Rewrite everything from the start of the records down to the line containing "196, 1191, 668]", swapping "y-tick-label" for "y-axis-label" and leaving the rest unchanged.
[Start DATASET RECORDS]
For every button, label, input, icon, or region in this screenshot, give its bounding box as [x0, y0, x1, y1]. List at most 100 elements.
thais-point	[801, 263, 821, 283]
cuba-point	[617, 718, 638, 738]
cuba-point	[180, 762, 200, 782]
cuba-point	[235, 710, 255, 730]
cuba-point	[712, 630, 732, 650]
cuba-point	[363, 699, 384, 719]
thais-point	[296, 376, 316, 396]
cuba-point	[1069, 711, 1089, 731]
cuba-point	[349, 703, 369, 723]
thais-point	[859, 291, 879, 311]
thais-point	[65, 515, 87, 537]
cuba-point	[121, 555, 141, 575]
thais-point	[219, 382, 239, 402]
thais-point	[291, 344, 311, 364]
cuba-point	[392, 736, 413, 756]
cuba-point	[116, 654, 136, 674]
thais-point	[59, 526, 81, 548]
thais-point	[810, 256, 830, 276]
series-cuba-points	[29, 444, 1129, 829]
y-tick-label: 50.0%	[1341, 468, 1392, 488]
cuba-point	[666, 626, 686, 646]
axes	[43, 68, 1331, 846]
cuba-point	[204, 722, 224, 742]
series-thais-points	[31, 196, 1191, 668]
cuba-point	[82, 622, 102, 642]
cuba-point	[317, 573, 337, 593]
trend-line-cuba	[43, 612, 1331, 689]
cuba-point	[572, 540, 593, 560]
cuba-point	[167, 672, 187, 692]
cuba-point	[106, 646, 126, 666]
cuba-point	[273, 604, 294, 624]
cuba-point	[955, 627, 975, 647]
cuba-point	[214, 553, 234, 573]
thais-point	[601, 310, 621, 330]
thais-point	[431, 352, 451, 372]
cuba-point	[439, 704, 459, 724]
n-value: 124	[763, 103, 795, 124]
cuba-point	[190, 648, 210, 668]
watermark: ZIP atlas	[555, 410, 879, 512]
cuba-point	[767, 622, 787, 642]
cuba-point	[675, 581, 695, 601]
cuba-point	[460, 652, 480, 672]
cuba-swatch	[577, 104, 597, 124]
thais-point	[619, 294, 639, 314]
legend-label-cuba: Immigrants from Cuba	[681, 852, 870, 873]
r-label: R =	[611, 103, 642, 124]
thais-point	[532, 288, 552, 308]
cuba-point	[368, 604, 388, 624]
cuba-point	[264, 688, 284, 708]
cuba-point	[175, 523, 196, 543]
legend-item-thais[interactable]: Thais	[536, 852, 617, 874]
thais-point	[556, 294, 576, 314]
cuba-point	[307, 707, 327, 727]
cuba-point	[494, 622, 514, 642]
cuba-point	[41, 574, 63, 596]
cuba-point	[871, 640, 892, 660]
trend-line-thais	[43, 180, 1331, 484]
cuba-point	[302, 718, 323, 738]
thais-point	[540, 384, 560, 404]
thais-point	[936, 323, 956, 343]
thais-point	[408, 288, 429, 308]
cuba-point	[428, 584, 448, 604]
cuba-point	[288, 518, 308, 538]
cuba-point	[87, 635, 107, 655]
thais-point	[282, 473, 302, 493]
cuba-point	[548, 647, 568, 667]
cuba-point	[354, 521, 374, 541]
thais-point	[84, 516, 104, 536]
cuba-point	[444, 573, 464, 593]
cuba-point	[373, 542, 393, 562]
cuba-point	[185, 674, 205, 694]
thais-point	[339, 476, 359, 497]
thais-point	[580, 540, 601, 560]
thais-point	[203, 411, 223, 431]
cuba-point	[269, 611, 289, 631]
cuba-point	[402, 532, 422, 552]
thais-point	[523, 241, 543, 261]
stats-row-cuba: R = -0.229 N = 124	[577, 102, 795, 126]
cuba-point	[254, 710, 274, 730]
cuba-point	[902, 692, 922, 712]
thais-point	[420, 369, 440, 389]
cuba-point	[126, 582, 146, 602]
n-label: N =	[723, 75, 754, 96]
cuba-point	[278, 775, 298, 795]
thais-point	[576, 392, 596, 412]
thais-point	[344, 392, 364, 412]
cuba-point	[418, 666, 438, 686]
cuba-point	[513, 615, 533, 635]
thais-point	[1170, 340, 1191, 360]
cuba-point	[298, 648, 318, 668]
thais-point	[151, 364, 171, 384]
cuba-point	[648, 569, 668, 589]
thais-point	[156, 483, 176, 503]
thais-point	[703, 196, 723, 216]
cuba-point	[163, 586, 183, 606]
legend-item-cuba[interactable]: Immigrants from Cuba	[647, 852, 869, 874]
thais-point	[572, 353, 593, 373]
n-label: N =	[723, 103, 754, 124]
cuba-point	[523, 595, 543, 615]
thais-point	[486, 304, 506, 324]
[End DATASET RECORDS]
◆ **WRITTEN SOLUTION**:
For every button, label, input, icon, or region in this screenshot, give its bounding box as [x0, y0, x1, y1]. List at most 100 elements.
thais-point	[801, 263, 821, 283]
cuba-point	[617, 718, 638, 738]
cuba-point	[180, 762, 200, 782]
cuba-point	[235, 710, 255, 730]
cuba-point	[712, 630, 732, 650]
cuba-point	[363, 699, 384, 719]
thais-point	[296, 376, 316, 396]
cuba-point	[1069, 711, 1089, 731]
cuba-point	[349, 703, 369, 723]
thais-point	[859, 291, 879, 311]
thais-point	[65, 515, 87, 537]
cuba-point	[121, 555, 141, 575]
thais-point	[219, 382, 239, 402]
thais-point	[291, 344, 311, 364]
cuba-point	[392, 736, 413, 756]
cuba-point	[116, 654, 136, 674]
thais-point	[59, 526, 81, 548]
thais-point	[810, 256, 830, 276]
series-cuba-points	[29, 444, 1129, 829]
y-axis-label: 50.0%	[1341, 468, 1392, 488]
cuba-point	[666, 626, 686, 646]
axes	[43, 68, 1331, 846]
cuba-point	[204, 722, 224, 742]
series-thais-points	[31, 196, 1191, 668]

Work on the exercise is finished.